Data records
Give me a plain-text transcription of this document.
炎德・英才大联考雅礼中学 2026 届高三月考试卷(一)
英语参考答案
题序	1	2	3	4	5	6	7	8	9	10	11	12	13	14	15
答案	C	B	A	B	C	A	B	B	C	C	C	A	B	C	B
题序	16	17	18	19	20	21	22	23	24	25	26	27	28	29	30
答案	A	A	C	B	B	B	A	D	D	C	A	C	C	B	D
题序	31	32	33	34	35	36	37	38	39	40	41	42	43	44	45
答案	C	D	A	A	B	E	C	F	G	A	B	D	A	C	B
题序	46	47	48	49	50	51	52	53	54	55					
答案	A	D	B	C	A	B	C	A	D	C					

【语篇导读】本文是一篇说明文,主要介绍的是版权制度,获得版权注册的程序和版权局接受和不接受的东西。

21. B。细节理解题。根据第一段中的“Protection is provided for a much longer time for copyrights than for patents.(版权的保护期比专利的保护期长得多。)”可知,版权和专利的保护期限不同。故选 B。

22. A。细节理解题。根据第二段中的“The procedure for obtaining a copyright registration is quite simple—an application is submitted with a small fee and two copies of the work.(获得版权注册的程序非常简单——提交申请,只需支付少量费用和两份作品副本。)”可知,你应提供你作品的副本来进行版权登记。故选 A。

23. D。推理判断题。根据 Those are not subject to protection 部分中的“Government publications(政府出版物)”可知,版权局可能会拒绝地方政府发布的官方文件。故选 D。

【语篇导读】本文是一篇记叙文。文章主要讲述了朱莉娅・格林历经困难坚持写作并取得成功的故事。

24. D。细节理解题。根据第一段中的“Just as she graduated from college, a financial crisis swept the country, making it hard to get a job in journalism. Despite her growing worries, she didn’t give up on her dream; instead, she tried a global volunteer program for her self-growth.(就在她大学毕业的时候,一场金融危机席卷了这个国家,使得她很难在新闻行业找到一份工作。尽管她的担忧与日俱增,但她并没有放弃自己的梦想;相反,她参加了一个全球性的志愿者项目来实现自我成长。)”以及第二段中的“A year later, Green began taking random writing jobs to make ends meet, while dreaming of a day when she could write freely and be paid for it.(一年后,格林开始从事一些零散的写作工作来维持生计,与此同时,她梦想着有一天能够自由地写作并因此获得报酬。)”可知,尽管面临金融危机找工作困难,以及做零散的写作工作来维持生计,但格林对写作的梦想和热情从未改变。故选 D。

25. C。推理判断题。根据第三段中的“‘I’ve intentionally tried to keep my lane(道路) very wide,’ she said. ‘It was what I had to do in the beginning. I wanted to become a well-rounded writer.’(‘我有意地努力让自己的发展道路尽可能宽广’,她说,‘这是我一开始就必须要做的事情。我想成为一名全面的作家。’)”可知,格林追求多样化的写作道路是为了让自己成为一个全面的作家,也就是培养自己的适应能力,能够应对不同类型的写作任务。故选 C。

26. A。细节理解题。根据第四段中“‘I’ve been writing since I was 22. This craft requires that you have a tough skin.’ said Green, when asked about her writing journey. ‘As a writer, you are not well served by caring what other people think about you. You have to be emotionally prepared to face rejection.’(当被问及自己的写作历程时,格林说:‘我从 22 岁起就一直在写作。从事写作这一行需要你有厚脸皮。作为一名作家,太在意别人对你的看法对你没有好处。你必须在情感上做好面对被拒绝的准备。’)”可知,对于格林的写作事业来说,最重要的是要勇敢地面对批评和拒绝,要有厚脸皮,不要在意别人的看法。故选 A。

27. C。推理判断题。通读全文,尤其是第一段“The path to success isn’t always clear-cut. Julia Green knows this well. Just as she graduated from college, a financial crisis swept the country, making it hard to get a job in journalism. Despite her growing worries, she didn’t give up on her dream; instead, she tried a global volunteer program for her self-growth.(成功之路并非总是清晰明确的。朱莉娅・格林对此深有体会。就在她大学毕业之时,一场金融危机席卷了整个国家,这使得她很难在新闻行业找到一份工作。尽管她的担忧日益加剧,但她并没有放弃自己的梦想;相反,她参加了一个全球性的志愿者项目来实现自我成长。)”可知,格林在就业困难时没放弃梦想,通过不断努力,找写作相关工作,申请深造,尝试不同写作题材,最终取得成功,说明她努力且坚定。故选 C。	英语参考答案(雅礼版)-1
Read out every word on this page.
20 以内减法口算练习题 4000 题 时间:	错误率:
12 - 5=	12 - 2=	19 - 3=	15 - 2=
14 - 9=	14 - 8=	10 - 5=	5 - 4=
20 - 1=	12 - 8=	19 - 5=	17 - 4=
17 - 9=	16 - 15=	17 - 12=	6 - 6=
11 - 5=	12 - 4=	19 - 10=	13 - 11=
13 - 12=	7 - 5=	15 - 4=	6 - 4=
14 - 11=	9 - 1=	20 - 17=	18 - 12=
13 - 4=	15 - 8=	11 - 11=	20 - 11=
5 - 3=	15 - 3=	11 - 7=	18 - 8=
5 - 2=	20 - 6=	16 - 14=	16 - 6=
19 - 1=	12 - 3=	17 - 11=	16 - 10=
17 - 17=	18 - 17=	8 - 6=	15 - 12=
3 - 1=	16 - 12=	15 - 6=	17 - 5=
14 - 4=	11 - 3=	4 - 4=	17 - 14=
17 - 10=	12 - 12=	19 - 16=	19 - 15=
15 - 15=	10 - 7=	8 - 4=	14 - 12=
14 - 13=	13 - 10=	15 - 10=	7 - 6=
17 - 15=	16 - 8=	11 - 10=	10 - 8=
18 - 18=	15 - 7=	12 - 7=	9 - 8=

Requirement ▸
Word for word, quote all of the data above.

Result of the exercise ▸
Give me a plain-text transcription of this document.
炎德・英才大联考雅礼中学 2026 届高三月考试卷(一)
英语参考答案
题序	1	2	3	4	5	6	7	8	9	10	11	12	13	14	15
答案	C	B	A	B	C	A	B	B	C	C	C	A	B	C	B
题序	16	17	18	19	20	21	22	23	24	25	26	27	28	29	30
答案	A	A	C	B	B	B	A	D	D	C	A	C	C	B	D
题序	31	32	33	34	35	36	37	38	39	40	41	42	43	44	45
答案	C	D	A	A	B	E	C	F	G	A	B	D	A	C	B
题序	46	47	48	49	50	51	52	53	54	55					
答案	A	D	B	C	A	B	C	A	D	C					

【语篇导读】本文是一篇说明文,主要介绍的是版权制度,获得版权注册的程序和版权局接受和不接受的东西。

21. B。细节理解题。根据第一段中的“Protection is provided for a much longer time for copyrights than for patents.(版权的保护期比专利的保护期长得多。)”可知,版权和专利的保护期限不同。故选 B。

22. A。细节理解题。根据第二段中的“The procedure for obtaining a copyright registration is quite simple—an application is submitted with a small fee and two copies of the work.(获得版权注册的程序非常简单——提交申请,只需支付少量费用和两份作品副本。)”可知,你应提供你作品的副本来进行版权登记。故选 A。

23. D。推理判断题。根据 Those are not subject to protection 部分中的“Government publications(政府出版物)”可知,版权局可能会拒绝地方政府发布的官方文件。故选 D。

【语篇导读】本文是一篇记叙文。文章主要讲述了朱莉娅・格林历经困难坚持写作并取得成功的故事。

24. D。细节理解题。根据第一段中的“Just as she graduated from college, a financial crisis swept the country, making it hard to get a job in journalism. Despite her growing worries, she didn’t give up on her dream; instead, she tried a global volunteer program for her self-growth.(就在她大学毕业的时候,一场金融危机席卷了这个国家,使得她很难在新闻行业找到一份工作。尽管她的担忧与日俱增,但她并没有放弃自己的梦想;相反,她参加了一个全球性的志愿者项目来实现自我成长。)”以及第二段中的“A year later, Green began taking random writing jobs to make ends meet, while dreaming of a day when she could write freely and be paid for it.(一年后,格林开始从事一些零散的写作工作来维持生计,与此同时,她梦想着有一天能够自由地写作并因此获得报酬。)”可知,尽管面临金融危机找工作困难,以及做零散的写作工作来维持生计,但格林对写作的梦想和热情从未改变。故选 D。

25. C。推理判断题。根据第三段中的“‘I’ve intentionally tried to keep my lane(道路) very wide,’ she said. ‘It was what I had to do in the beginning. I wanted to become a well-rounded writer.’(‘我有意地努力让自己的发展道路尽可能宽广’,她说,‘这是我一开始就必须要做的事情。我想成为一名全面的作家。’)”可知,格林追求多样化的写作道路是为了让自己成为一个全面的作家,也就是培养自己的适应能力,能够应对不同类型的写作任务。故选 C。

26. A。细节理解题。根据第四段中“‘I’ve been writing since I was 22. This craft requires that you have a tough skin.’ said Green, when asked about her writing journey. ‘As a writer, you are not well served by caring what other people think about you. You have to be emotionally prepared to face rejection.’(当被问及自己的写作历程时,格林说:‘我从 22 岁起就一直在写作。从事写作这一行需要你有厚脸皮。作为一名作家,太在意别人对你的看法对你没有好处。你必须在情感上做好面对被拒绝的准备。’)”可知,对于格林的写作事业来说,最重要的是要勇敢地面对批评和拒绝,要有厚脸皮,不要在意别人的看法。故选 A。

27. C。推理判断题。通读全文,尤其是第一段“The path to success isn’t always clear-cut. Julia Green knows this well. Just as she graduated from college, a financial crisis swept the country, making it hard to get a job in journalism. Despite her growing worries, she didn’t give up on her dream; instead, she tried a global volunteer program for her self-growth.(成功之路并非总是清晰明确的。朱莉娅・格林对此深有体会。就在她大学毕业之时,一场金融危机席卷了整个国家,这使得她很难在新闻行业找到一份工作。尽管她的担忧日益加剧,但她并没有放弃自己的梦想;相反,她参加了一个全球性的志愿者项目来实现自我成长。)”可知,格林在就业困难时没放弃梦想,通过不断努力,找写作相关工作,申请深造,尝试不同写作题材,最终取得成功,说明她努力且坚定。故选 C。	英语参考答案(雅礼版)-1
Read out every word on this page.
20 以内减法口算练习题 4000 题 时间:	错误率:
12 - 5=	12 - 2=	19 - 3=	15 - 2=
14 - 9=	14 - 8=	10 - 5=	5 - 4=
20 - 1=	12 - 8=	19 - 5=	17 - 4=
17 - 9=	16 - 15=	17 - 12=	6 - 6=
11 - 5=	12 - 4=	19 - 10=	13 - 11=
13 - 12=	7 - 5=	15 - 4=	6 - 4=
14 - 11=	9 - 1=	20 - 17=	18 - 12=
13 - 4=	15 - 8=	11 - 11=	20 - 11=
5 - 3=	15 - 3=	11 - 7=	18 - 8=
5 - 2=	20 - 6=	16 - 14=	16 - 6=
19 - 1=	12 - 3=	17 - 11=	16 - 10=
17 - 17=	18 - 17=	8 - 6=	15 - 12=
3 - 1=	16 - 12=	15 - 6=	17 - 5=
14 - 4=	11 - 3=	4 - 4=	17 - 14=
17 - 10=	12 - 12=	19 - 16=	19 - 15=
15 - 15=	10 - 7=	8 - 4=	14 - 12=
14 - 13=	13 - 10=	15 - 10=	7 - 6=
17 - 15=	16 - 8=	11 - 10=	10 - 8=
18 - 18=	15 - 7=	12 - 7=	9 - 8=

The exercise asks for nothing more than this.